Text segment:
----

The Lithuanian National Philharmonic Society is the largest and oldest state owned concert organization in Lithuania, whose main activity is to organise and coordinate live concerts, diverse classical/classical contemporary/jazz music events and tours throughout Lithuania and abroad. The Lithuanian State Symphony Orchestra, founded by Gintaras Rinkevičius, every year builds up a wide-ranging repertoire, introduces exceptional programs, and invites young talent to perform along with recognized soloists.

In Lithuania, choral music is very important. Vilnius is the only city with three choirs laureates (Brevis, Jauna Muzika and Chamber Choir of the Conservatoire) at the European Grand Prix for Choral Singing. There is a long-standing tradition of the Dainų šventė (Lithuanian Song and Dance Festival). Since 1990, the festival has been organised every four years and summons roughly 30,000 singers and folk dancers of various professional levels and age groups from across the country in Vingis Park. In 2008, Lithuanian Song and Dance Festival together with its Latvian and Estonian versions was inscribed as UNESCO Masterpiece of the Oral and Intangible Heritage of Humanity.

Jazz scene was active even during the years of Soviet occupation. The real breakthrough would occur in 1970–71 with the coming together of the Ganelin/Tarasov/Chekasin trio, the alleged instigators of the Vilnius Jazz School. Most known annual event of jazz in the city is the Vilnius Jazz Festival.

Gatvės muzikos diena (Street Music Day) gathers musicians of various genres annually in the streets of Vilnius.

Vilnius is the birthplace of many prominent music personalities: singers (e.g. Mariana Korvelytė – Moravskienė, Paulina Rivoli, Danielius Dolskis, Vytautas Kernagis, Algirdas Kaušpėdas, Andrius Mamontovas, Nomeda Kazlaus, Asmik Grigorian), composers (e.g. César Cui, Felix Yaniewicz, Maximilian Steinberg, Vytautas Miškinis, Onutė Narbutaitė), conductors (e.g. Mirga Gražinytė-Tyla), musicians (e.g. Antoni Radziwiłł, Jascha Heifetz, Clara Rockmore, Romas Lileikis).

----

(Labeled box rows)

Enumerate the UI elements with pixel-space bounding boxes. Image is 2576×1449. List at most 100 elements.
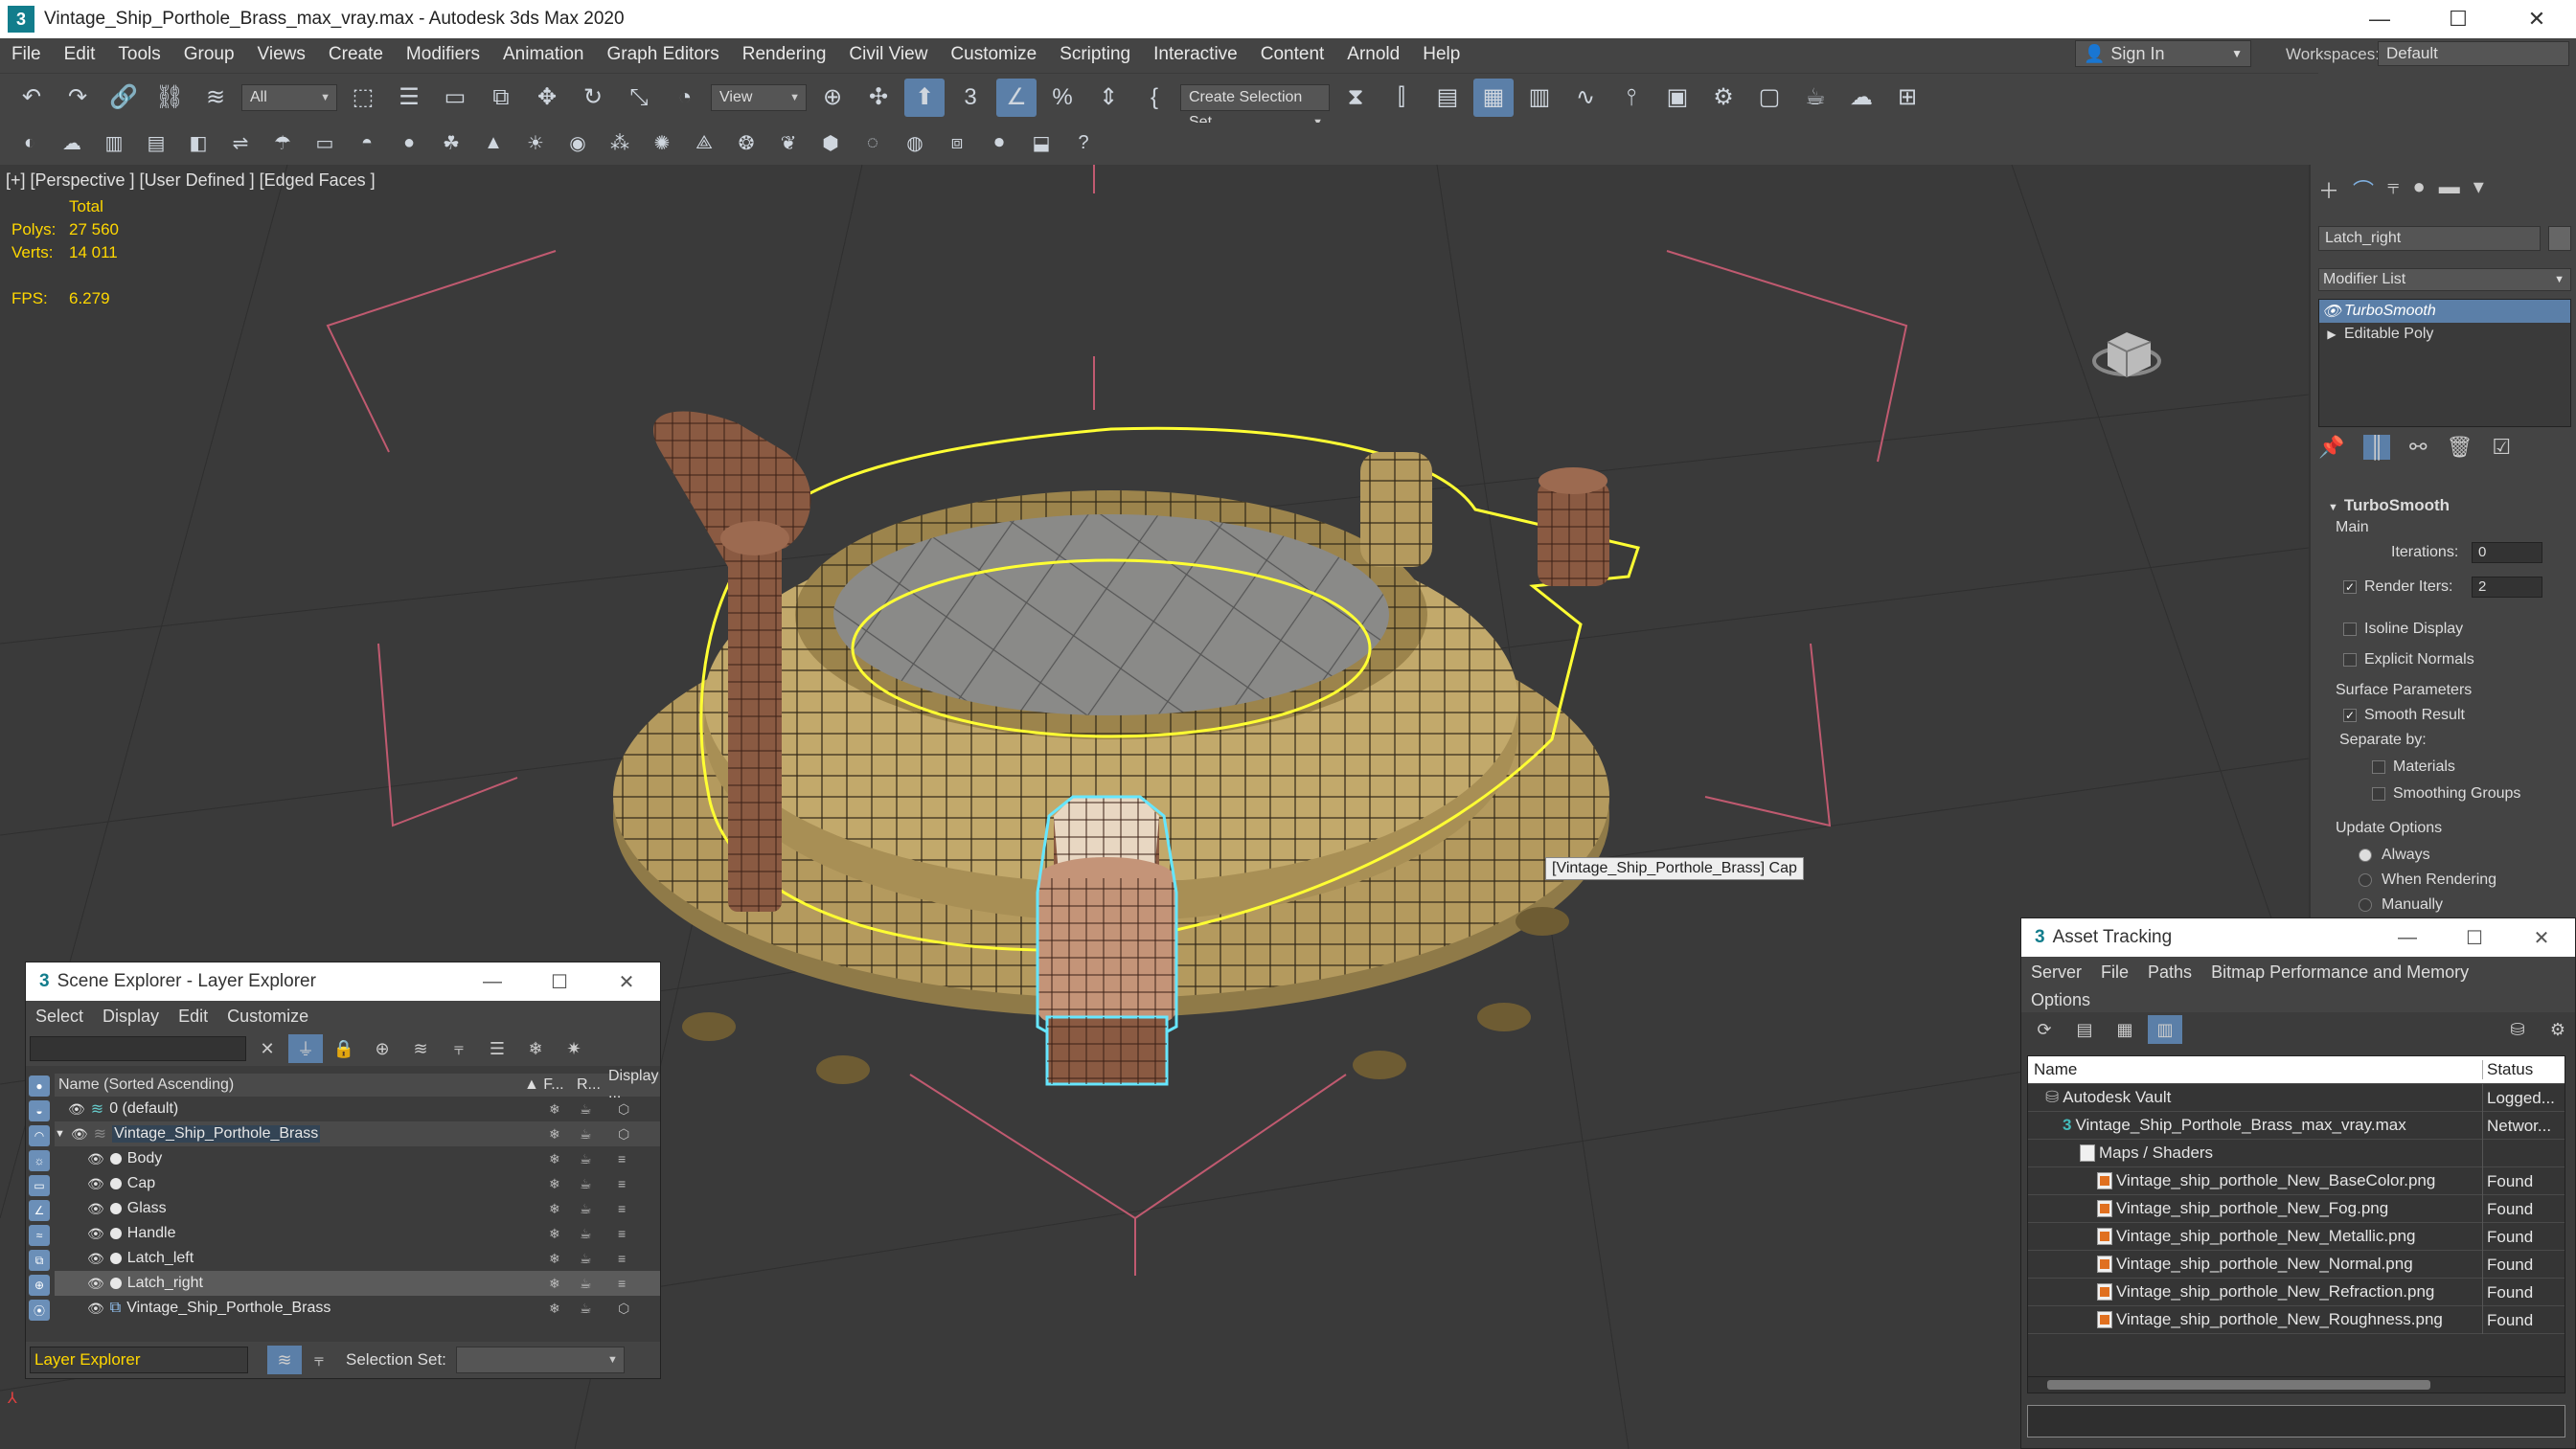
teapot-icon[interactable]: ☕ [580, 1101, 592, 1118]
teapot-icon[interactable]: ☕ [580, 1151, 592, 1167]
close-button[interactable]: ✕ [2497, 0, 2576, 38]
object-row[interactable]: 👁 Handle ❄ ☕ ≡ [55, 1221, 660, 1246]
material-editor-icon[interactable]: ▣ [1657, 79, 1698, 117]
stack-icon[interactable]: ≡ [618, 1226, 626, 1241]
freeze-icon[interactable]: ❄ [549, 1126, 560, 1143]
motion-tab-icon[interactable]: ● [2412, 174, 2425, 205]
at-menu-bitmap-performance[interactable]: Bitmap Performance and Memory [2201, 962, 2478, 983]
teapot-icon[interactable]: ☕ [580, 1251, 592, 1267]
minimize-button[interactable]: — [2340, 0, 2419, 38]
layer-explorer-mode-icon[interactable]: ≋ [267, 1346, 302, 1374]
vray-plane-icon[interactable]: ⟁ [686, 126, 722, 159]
percent-snap-icon[interactable]: % [1042, 79, 1083, 117]
asset-row[interactable]: ⛁ Autodesk Vault Logged... [2028, 1083, 2565, 1112]
se-menu-display[interactable]: Display [93, 1007, 169, 1027]
stack-icon[interactable]: ≡ [618, 1151, 626, 1166]
eye-icon[interactable]: 👁 [87, 1201, 104, 1217]
a360-gallery-icon[interactable]: ⊞ [1887, 79, 1927, 117]
vray-scene-converter-icon[interactable]: ⬓ [1023, 126, 1060, 159]
menu-help[interactable]: Help [1411, 44, 1471, 65]
se-menu-edit[interactable]: Edit [169, 1007, 217, 1027]
settings-icon[interactable]: ⚙ [2541, 1015, 2575, 1044]
layer-row[interactable]: ▼ 👁 ≋ Vintage_Ship_Porthole_Brass ❄ ☕ ⬡ [55, 1121, 660, 1146]
stack-icon[interactable]: ≡ [618, 1276, 626, 1291]
close-button[interactable]: ✕ [593, 962, 660, 1001]
smooth-result-checkbox[interactable]: ✓ [2343, 709, 2357, 722]
smoothing-groups-checkbox[interactable] [2372, 787, 2385, 801]
vray-ipr-icon[interactable]: ☁ [54, 126, 90, 159]
teapot-icon[interactable]: ☕ [580, 1126, 592, 1143]
reference-coordinate-dropdown[interactable]: View [711, 83, 807, 111]
display-shapes-icon[interactable]: ◠ [29, 1125, 50, 1146]
vray-mesh-light-icon[interactable]: ☘ [433, 126, 469, 159]
eye-icon[interactable]: 👁 [68, 1101, 85, 1118]
freeze-icon[interactable]: ❄ [549, 1226, 560, 1242]
col-status-header[interactable]: Status [2482, 1060, 2533, 1079]
close-button[interactable]: ✕ [2508, 918, 2575, 957]
unlink-icon[interactable]: ⛓ [149, 79, 190, 117]
menu-scripting[interactable]: Scripting [1048, 44, 1142, 65]
vray-ies-light-icon[interactable]: ▲ [475, 126, 512, 159]
freeze-icon[interactable]: ❄ [549, 1176, 560, 1192]
box-icon[interactable]: ⬡ [618, 1301, 629, 1317]
freeze-icon[interactable]: ❄ [549, 1276, 560, 1292]
se-menu-select[interactable]: Select [26, 1007, 93, 1027]
vray-clipper-icon[interactable]: ◌ [855, 126, 891, 159]
explicit-normals-checkbox[interactable] [2343, 653, 2357, 667]
display-none-icon[interactable]: ● [29, 1075, 50, 1097]
asset-row[interactable]: Vintage_ship_porthole_New_BaseColor.png … [2028, 1166, 2565, 1195]
always-radio[interactable] [2359, 849, 2372, 862]
vray-ambient-light-icon[interactable]: ◉ [559, 126, 596, 159]
manually-radio[interactable] [2359, 898, 2372, 912]
spinner-snap-icon[interactable]: ⇕ [1088, 79, 1128, 117]
object-row[interactable]: 👁 ⧉ Vintage_Ship_Porthole_Brass ❄ ☕ ⬡ [55, 1296, 660, 1321]
vray-sun-icon[interactable]: ☀ [517, 126, 554, 159]
render-in-cloud-icon[interactable]: ☁ [1841, 79, 1881, 117]
modify-tab-icon[interactable]: ⌒ [2353, 174, 2374, 205]
teapot-icon[interactable]: ☕ [580, 1301, 592, 1317]
vray-volume-grid-icon[interactable]: ❂ [728, 126, 764, 159]
filter-icon[interactable]: ⏚ [288, 1034, 323, 1063]
when-rendering-radio[interactable] [2359, 873, 2372, 887]
display-geometry-icon[interactable]: ◒ [29, 1100, 50, 1121]
object-row[interactable]: 👁 Glass ❄ ☕ ≡ [55, 1196, 660, 1221]
window-crossing-icon[interactable]: ⧉ [481, 79, 521, 117]
align-icon[interactable]: ⫿ [1381, 79, 1422, 117]
stack-item-turbosmooth[interactable]: 👁 TurboSmooth [2319, 300, 2570, 323]
se-search-input[interactable] [30, 1036, 246, 1061]
object-row[interactable]: 👁 Body ❄ ☕ ≡ [55, 1146, 660, 1171]
explorer-type-dropdown[interactable]: Layer Explorer [30, 1347, 248, 1373]
viewport-label-menu[interactable]: [+] [Perspective ] [User Defined ] [Edge… [6, 170, 376, 191]
vray-dome-light-icon[interactable]: ◓ [349, 126, 385, 159]
box-icon[interactable]: ⬡ [618, 1101, 629, 1118]
workspace-dropdown[interactable]: Default [2378, 41, 2569, 66]
eye-icon[interactable]: 👁 [87, 1276, 104, 1292]
vray-light-icon[interactable]: ▭ [307, 126, 343, 159]
table-view-icon[interactable]: ▦ [2108, 1015, 2142, 1044]
vray-fur-icon[interactable]: ✺ [644, 126, 680, 159]
display-bones-icon[interactable]: ⦿ [29, 1300, 50, 1321]
list-view-icon[interactable]: ▤ [2067, 1015, 2102, 1044]
toggle-scene-explorer-icon[interactable]: ▤ [1427, 79, 1468, 117]
menu-rendering[interactable]: Rendering [731, 44, 838, 65]
vray-sphere-fade-icon[interactable]: ◍ [897, 126, 933, 159]
freeze-icon[interactable]: ❄ [549, 1301, 560, 1317]
add-layer-icon[interactable]: ⊕ [365, 1034, 399, 1063]
asset-row[interactable]: Maps / Shaders [2028, 1139, 2565, 1167]
vray-settings-icon[interactable]: ▤ [138, 126, 174, 159]
render-production-icon[interactable]: ☕ [1795, 79, 1835, 117]
eye-icon[interactable]: 👁 [87, 1226, 104, 1242]
vray-render-icon[interactable]: ◐ [11, 126, 48, 159]
menu-interactive[interactable]: Interactive [1142, 44, 1249, 65]
vray-light-lister-icon[interactable]: ☂ [264, 126, 301, 159]
toggle-ribbon-icon[interactable]: ▥ [1519, 79, 1560, 117]
show-end-result-icon[interactable]: ║ [2363, 435, 2390, 460]
place-icon[interactable]: ◔ [665, 79, 705, 117]
display-cameras-icon[interactable]: ▭ [29, 1175, 50, 1196]
eye-icon[interactable]: 👁 [87, 1151, 104, 1167]
scene-explorer-titlebar[interactable]: 3 Scene Explorer - Layer Explorer — ☐ ✕ [26, 962, 660, 1001]
display-lights-icon[interactable]: ☼ [29, 1150, 50, 1171]
vault-icon[interactable]: ⛁ [2500, 1015, 2535, 1044]
settings-icon[interactable]: ✷ [557, 1034, 591, 1063]
menu-file[interactable]: File [0, 44, 53, 65]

----

Set task 1: Convert the rows, from the line containing "teapot-icon[interactable]: ☕ [580, 1101, 592, 1118]" through the line containing "object-row[interactable]: 👁 Handle", into a JSON list of strings with one string per line and blank lines omitted.
Set task 2: Carry on the passage about music in Lithuania and Vilnius from the point where it stops.

Answer 1:
[
  "teapot-icon[interactable]: ☕ [580, 1101, 592, 1118]",
  "teapot-icon[interactable]: ☕ [580, 1151, 592, 1167]",
  "close-button[interactable]: ✕ [2497, 0, 2576, 38]",
  "object-row[interactable]: 👁 Handle ❄ ☕ ≡ [55, 1221, 660, 1246]"
]

Answer 2:
Vilnius was a hometown of such 18th century composers as Michał Kazimierz Ogiński, Johann David Holland (colleague of C. Bach), Maciej Radziwiłł, Michał Kleofas Ogiński. 19th century Vilnius was famous for such European scale performers as singer Kristina Gerhardi Frank – a close friend of Mozart and Haydn (performed the main part at the premiere of The Creation by the latter), guitarist-virtuoso Marek Konrad Sokołowski, recognized as the best guitarist in Europe in the mid-19th century, composer Stanisław Moniuszko – "the father of Polish national opera". The wealthiest woman in the early 19th century Vilnius was singer Maria de Neri. In the early 20th century, Vilnius was a hometown of Mikalojus Konstantinas Čiurlionis. Musicians of late 20th and early 21st centuries include Vyacheslav Ganelin, Petras Vyšniauskas, Petras Geniušas, Mūza Rubackytė, Alanas Chošnau, Marijonas Mikutavičius.

Lithuanian Academy of Music and Theatre is headquartered in Gediminas Avenue and also has its department at the Slushko Palace in Antakalnis. Many accomplished singers have lectured at the academy, including the internationally famous tenors Kipras Petrauskas and Virgilijus Noreika.

Theatre

Lithuanian Grand Dukes' entertainment at the castle, ruler's visits abroad and the honorable guests' arrival meetings etiquette had theatrical elements already since the 14th century (e.g. musicians' chapels of Gediminas and Władysław II Jagiełło). During the period of Sigismund III Vasa's residence in Vilnius (first half of the 17th century), English professional drama actors' troupes played in the royal manor. In 1635, Władysław IV Vasa established a professional opera theatre in the Lower Castle, where dramma per musica genre productions were performed with operas' librettos being written by Italian Virgilio Puccitelli. The performances were characterized by fundamental, luxurious scenography.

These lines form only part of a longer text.